Reproduce the listing below word for word, with no pictures.

Dataset items:

▽

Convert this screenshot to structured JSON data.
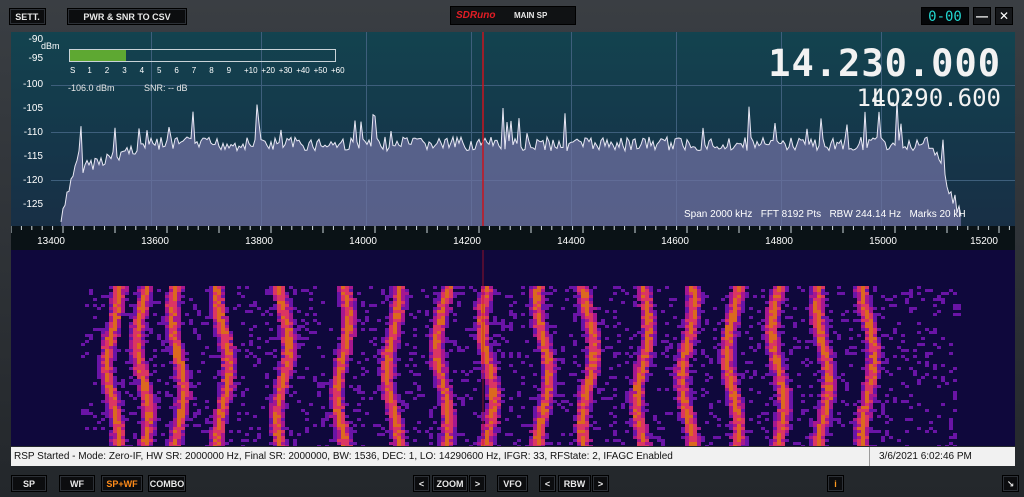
{
  "toolbar": {
    "sett_label": "SETT.",
    "csv_label": "PWR & SNR TO CSV",
    "app_logo": "SDRuno",
    "window_title": "MAIN SP",
    "clock": "0-00",
    "minimize": "—",
    "close": "✕"
  },
  "spectrum": {
    "frequency": "14.230.000",
    "lo_label": "LO:",
    "lo_value": "14.290.600",
    "unit": "dBm",
    "y_ticks": [
      "-90",
      "-95",
      "-100",
      "-105",
      "-110",
      "-115",
      "-120",
      "-125"
    ],
    "meter_scale": [
      "S",
      "1",
      "2",
      "3",
      "4",
      "5",
      "6",
      "7",
      "8",
      "9",
      "+10",
      "+20",
      "+30",
      "+40",
      "+50",
      "+60"
    ],
    "meter_level": 0.21,
    "power": "-106.0 dBm",
    "snr": "SNR: -- dB",
    "stats": "Span 2000 kHz   FFT 8192 Pts   RBW 244.14 Hz   Marks 20 kH",
    "x_ticks": [
      "13400",
      "13600",
      "13800",
      "14000",
      "14200",
      "14400",
      "14600",
      "14800",
      "15000",
      "15200"
    ],
    "colors": {
      "trace": "#e8e8f4",
      "marker": "#c8141e",
      "background": "#143f4d",
      "fill": "#6d70a0"
    }
  },
  "status": {
    "message": "RSP Started - Mode: Zero-IF, HW SR: 2000000 Hz, Final SR: 2000000, BW: 1536, DEC: 1, LO: 14290600 Hz, IFGR: 33, RFState: 2, IFAGC Enabled",
    "datetime": "3/6/2021 6:02:46 PM"
  },
  "bottom": {
    "sp": "SP",
    "wf": "WF",
    "spwf": "SP+WF",
    "combo": "COMBO",
    "zoom_left": "<",
    "zoom": "ZOOM",
    "zoom_right": ">",
    "vfo": "VFO",
    "rbw_left": "<",
    "rbw": "RBW",
    "rbw_right": ">",
    "info": "i",
    "resize": "↘"
  }
}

△

Answer:
Convert this screenshot to structured JSON data.
{
  "toolbar": {
    "sett_label": "SETT.",
    "csv_label": "PWR & SNR TO CSV",
    "app_logo": "SDRuno",
    "window_title": "MAIN SP",
    "clock": "0-00",
    "minimize": "—",
    "close": "✕"
  },
  "spectrum": {
    "frequency": "14.230.000",
    "lo_label": "LO:",
    "lo_value": "14.290.600",
    "unit": "dBm",
    "y_ticks": [
      "-90",
      "-95",
      "-100",
      "-105",
      "-110",
      "-115",
      "-120",
      "-125"
    ],
    "meter_scale": [
      "S",
      "1",
      "2",
      "3",
      "4",
      "5",
      "6",
      "7",
      "8",
      "9",
      "+10",
      "+20",
      "+30",
      "+40",
      "+50",
      "+60"
    ],
    "meter_level": 0.21,
    "power": "-106.0 dBm",
    "snr": "SNR: -- dB",
    "stats": "Span 2000 kHz   FFT 8192 Pts   RBW 244.14 Hz   Marks 20 kH",
    "x_ticks": [
      "13400",
      "13600",
      "13800",
      "14000",
      "14200",
      "14400",
      "14600",
      "14800",
      "15000",
      "15200"
    ],
    "colors": {
      "trace": "#e8e8f4",
      "marker": "#c8141e",
      "background": "#143f4d",
      "fill": "#6d70a0"
    }
  },
  "status": {
    "message": "RSP Started - Mode: Zero-IF, HW SR: 2000000 Hz, Final SR: 2000000, BW: 1536, DEC: 1, LO: 14290600 Hz, IFGR: 33, RFState: 2, IFAGC Enabled",
    "datetime": "3/6/2021 6:02:46 PM"
  },
  "bottom": {
    "sp": "SP",
    "wf": "WF",
    "spwf": "SP+WF",
    "combo": "COMBO",
    "zoom_left": "<",
    "zoom": "ZOOM",
    "zoom_right": ">",
    "vfo": "VFO",
    "rbw_left": "<",
    "rbw": "RBW",
    "rbw_right": ">",
    "info": "i",
    "resize": "↘"
  }
}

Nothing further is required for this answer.